Data entries -
************
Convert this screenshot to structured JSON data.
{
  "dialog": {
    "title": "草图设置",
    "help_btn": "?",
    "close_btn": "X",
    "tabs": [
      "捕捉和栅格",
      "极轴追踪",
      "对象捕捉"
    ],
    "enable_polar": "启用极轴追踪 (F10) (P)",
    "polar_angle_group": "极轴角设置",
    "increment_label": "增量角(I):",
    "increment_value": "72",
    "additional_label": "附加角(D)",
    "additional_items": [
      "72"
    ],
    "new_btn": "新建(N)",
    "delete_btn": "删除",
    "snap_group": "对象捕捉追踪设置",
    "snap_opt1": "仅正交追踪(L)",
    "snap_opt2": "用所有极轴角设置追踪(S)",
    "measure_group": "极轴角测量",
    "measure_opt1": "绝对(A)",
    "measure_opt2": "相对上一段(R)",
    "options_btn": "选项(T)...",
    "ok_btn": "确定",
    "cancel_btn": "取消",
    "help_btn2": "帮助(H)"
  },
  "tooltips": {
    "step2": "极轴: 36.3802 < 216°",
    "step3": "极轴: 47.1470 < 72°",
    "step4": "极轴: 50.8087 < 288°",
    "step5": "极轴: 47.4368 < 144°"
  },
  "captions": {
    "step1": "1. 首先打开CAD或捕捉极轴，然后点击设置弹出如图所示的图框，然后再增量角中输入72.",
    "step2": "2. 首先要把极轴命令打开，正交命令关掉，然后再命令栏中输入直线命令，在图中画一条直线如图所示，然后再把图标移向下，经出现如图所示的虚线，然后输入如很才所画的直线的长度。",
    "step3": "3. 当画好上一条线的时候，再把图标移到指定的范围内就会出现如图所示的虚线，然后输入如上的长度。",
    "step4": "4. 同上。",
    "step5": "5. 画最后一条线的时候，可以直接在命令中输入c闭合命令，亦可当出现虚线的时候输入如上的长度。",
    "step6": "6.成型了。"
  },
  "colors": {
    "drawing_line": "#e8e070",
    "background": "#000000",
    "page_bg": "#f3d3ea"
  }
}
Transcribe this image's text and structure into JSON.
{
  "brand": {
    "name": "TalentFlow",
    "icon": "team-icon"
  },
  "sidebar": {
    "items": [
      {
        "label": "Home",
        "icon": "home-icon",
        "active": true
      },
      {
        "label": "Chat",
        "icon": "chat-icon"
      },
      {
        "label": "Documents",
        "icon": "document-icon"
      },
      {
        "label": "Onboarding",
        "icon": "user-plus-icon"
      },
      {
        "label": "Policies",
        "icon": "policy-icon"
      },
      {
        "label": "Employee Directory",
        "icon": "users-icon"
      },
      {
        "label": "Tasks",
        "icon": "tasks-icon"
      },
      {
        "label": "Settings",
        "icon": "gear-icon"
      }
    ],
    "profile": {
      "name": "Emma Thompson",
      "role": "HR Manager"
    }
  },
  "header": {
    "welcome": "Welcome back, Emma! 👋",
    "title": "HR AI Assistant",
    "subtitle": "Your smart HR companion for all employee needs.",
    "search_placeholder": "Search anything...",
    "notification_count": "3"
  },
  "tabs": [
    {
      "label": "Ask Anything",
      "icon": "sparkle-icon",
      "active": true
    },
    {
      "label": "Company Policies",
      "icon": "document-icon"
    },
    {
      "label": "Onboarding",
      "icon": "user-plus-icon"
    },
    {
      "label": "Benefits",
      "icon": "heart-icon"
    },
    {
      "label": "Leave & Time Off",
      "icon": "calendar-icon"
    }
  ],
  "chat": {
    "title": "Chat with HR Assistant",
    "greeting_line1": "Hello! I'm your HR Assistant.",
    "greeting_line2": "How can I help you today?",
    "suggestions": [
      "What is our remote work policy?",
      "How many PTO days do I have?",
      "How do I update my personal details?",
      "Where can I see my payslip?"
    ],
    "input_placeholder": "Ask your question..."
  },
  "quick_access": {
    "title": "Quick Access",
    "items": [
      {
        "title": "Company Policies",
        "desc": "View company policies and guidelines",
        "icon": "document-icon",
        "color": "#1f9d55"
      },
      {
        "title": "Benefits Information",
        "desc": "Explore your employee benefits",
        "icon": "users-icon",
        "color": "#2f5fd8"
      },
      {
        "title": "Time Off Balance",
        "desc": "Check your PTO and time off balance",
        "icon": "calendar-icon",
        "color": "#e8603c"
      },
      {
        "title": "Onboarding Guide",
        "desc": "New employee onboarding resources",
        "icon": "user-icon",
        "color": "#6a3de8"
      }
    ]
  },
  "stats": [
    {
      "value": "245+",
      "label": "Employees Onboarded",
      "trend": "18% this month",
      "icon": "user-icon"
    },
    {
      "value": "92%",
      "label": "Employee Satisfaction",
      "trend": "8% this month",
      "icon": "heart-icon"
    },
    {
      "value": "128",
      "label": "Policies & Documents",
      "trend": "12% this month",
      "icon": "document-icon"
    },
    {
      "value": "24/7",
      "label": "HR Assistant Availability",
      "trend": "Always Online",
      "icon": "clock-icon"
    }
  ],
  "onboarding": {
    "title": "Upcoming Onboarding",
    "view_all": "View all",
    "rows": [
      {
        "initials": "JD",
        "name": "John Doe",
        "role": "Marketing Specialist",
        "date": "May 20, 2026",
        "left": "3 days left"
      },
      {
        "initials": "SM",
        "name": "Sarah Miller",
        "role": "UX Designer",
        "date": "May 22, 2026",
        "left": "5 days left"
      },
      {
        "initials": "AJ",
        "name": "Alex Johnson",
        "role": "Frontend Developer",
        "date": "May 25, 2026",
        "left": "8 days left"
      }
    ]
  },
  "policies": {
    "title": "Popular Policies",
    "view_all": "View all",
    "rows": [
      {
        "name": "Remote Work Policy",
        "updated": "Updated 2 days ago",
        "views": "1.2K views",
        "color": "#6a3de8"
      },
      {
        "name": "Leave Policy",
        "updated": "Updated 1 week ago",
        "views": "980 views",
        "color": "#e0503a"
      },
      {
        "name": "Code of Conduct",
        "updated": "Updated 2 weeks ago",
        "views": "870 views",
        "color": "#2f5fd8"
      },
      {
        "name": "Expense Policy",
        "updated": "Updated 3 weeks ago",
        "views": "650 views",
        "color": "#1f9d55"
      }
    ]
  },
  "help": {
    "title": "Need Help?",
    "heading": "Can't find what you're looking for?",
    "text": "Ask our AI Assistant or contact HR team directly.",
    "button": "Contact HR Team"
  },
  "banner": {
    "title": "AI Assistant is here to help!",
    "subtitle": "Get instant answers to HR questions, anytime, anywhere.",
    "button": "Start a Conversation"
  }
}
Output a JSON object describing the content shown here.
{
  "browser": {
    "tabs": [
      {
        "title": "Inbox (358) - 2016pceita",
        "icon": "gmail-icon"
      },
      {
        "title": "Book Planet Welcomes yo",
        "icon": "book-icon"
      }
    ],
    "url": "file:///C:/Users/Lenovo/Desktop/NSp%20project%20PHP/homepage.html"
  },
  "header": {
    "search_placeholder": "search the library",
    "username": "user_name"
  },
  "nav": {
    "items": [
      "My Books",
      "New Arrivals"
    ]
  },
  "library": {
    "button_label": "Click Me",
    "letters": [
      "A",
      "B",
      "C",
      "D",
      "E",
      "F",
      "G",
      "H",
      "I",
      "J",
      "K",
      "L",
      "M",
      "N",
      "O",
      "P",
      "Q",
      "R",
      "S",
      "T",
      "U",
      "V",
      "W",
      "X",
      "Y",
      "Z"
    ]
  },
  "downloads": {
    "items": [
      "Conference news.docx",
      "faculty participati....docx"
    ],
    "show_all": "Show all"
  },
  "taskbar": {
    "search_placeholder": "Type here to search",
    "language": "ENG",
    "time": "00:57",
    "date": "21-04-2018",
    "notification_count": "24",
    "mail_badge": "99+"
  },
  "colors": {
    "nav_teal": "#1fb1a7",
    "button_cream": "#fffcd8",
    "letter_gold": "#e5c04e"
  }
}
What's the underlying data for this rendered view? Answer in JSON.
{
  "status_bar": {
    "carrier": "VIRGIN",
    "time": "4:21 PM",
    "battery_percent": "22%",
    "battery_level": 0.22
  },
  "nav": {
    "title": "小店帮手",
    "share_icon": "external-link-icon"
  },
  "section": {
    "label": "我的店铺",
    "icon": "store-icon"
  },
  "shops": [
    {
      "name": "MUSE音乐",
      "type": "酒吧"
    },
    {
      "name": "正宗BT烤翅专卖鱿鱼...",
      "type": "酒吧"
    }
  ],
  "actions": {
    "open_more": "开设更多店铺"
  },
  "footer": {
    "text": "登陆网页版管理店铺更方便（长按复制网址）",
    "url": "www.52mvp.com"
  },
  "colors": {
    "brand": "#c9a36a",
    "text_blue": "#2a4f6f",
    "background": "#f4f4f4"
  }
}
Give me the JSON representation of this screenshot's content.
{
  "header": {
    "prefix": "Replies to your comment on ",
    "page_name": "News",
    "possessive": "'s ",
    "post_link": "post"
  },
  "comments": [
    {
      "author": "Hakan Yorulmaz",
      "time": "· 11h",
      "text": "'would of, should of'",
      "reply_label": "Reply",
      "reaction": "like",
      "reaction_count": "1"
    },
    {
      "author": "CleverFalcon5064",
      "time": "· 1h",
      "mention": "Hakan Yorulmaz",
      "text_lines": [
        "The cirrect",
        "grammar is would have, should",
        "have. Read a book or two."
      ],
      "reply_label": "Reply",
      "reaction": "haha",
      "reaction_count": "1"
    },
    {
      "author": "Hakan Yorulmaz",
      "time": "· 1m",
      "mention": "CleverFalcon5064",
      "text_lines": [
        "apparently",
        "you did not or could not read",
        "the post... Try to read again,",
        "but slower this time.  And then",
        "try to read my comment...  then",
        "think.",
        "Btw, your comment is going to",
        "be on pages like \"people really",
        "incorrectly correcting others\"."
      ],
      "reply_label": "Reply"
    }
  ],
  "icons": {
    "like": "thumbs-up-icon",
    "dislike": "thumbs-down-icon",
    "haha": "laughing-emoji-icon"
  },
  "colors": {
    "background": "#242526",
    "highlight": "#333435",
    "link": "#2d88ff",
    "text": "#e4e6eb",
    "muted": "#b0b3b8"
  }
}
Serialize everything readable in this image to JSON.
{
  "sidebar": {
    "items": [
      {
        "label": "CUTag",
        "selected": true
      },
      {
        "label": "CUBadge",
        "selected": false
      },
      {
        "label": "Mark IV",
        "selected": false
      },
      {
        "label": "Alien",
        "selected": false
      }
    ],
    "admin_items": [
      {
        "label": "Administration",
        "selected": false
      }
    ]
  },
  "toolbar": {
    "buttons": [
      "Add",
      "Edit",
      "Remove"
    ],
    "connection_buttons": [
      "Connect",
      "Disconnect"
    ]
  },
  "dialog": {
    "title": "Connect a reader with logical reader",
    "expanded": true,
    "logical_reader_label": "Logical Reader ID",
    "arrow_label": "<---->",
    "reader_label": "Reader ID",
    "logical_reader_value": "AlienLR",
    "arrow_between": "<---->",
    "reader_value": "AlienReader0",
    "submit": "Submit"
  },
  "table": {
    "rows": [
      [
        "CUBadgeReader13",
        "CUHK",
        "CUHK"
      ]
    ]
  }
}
************
Written exercise -
Would you quote, exactly and only, the lines from the one containing "Serialize everything readable" to the end of the entries?

Complete response -
Serialize everything readable in this image to JSON.
{
  "sidebar": {
    "items": [
      {
        "label": "CUTag",
        "selected": true
      },
      {
        "label": "CUBadge",
        "selected": false
      },
      {
        "label": "Mark IV",
        "selected": false
      },
      {
        "label": "Alien",
        "selected": false
      }
    ],
    "admin_items": [
      {
        "label": "Administration",
        "selected": false
      }
    ]
  },
  "toolbar": {
    "buttons": [
      "Add",
      "Edit",
      "Remove"
    ],
    "connection_buttons": [
      "Connect",
      "Disconnect"
    ]
  },
  "dialog": {
    "title": "Connect a reader with logical reader",
    "expanded": true,
    "logical_reader_label": "Logical Reader ID",
    "arrow_label": "<---->",
    "reader_label": "Reader ID",
    "logical_reader_value": "AlienLR",
    "arrow_between": "<---->",
    "reader_value": "AlienReader0",
    "submit": "Submit"
  },
  "table": {
    "rows": [
      [
        "CUBadgeReader13",
        "CUHK",
        "CUHK"
      ]
    ]
  }
}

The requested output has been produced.